=== PROVIDED RECORDS ===
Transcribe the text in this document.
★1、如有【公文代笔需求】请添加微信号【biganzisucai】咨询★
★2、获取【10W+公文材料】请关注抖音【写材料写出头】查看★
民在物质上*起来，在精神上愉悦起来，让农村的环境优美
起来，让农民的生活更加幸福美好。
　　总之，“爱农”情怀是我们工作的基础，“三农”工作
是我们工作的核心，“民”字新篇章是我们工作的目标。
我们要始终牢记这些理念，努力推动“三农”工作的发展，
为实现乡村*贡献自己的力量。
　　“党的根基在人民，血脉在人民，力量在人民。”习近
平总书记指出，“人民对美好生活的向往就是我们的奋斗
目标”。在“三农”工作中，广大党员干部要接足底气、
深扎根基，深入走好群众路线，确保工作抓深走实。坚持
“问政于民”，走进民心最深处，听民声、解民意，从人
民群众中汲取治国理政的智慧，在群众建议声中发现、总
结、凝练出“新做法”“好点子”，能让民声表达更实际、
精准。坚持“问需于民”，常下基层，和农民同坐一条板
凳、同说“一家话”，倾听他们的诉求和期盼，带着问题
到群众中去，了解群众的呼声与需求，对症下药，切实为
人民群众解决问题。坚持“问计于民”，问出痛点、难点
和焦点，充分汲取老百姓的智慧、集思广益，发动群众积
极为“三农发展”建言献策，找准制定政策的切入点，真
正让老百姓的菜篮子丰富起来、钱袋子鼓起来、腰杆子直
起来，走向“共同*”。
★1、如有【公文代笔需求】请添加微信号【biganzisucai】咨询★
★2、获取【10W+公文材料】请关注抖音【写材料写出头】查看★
===
WHAT THIS TASK INVOLVES :: All of the data above should be transcribed exactly.

ANSWER TO THIS EXERCISE ::
Transcribe the text in this document.
★1、如有【公文代笔需求】请添加微信号【biganzisucai】咨询★
★2、获取【10W+公文材料】请关注抖音【写材料写出头】查看★
民在物质上*起来，在精神上愉悦起来，让农村的环境优美
起来，让农民的生活更加幸福美好。
　　总之，“爱农”情怀是我们工作的基础，“三农”工作
是我们工作的核心，“民”字新篇章是我们工作的目标。
我们要始终牢记这些理念，努力推动“三农”工作的发展，
为实现乡村*贡献自己的力量。
　　“党的根基在人民，血脉在人民，力量在人民。”习近
平总书记指出，“人民对美好生活的向往就是我们的奋斗
目标”。在“三农”工作中，广大党员干部要接足底气、
深扎根基，深入走好群众路线，确保工作抓深走实。坚持
“问政于民”，走进民心最深处，听民声、解民意，从人
民群众中汲取治国理政的智慧，在群众建议声中发现、总
结、凝练出“新做法”“好点子”，能让民声表达更实际、
精准。坚持“问需于民”，常下基层，和农民同坐一条板
凳、同说“一家话”，倾听他们的诉求和期盼，带着问题
到群众中去，了解群众的呼声与需求，对症下药，切实为
人民群众解决问题。坚持“问计于民”，问出痛点、难点
和焦点，充分汲取老百姓的智慧、集思广益，发动群众积
极为“三农发展”建言献策，找准制定政策的切入点，真
正让老百姓的菜篮子丰富起来、钱袋子鼓起来、腰杆子直
起来，走向“共同*”。
★1、如有【公文代笔需求】请添加微信号【biganzisucai】咨询★
★2、获取【10W+公文材料】请关注抖音【写材料写出头】查看★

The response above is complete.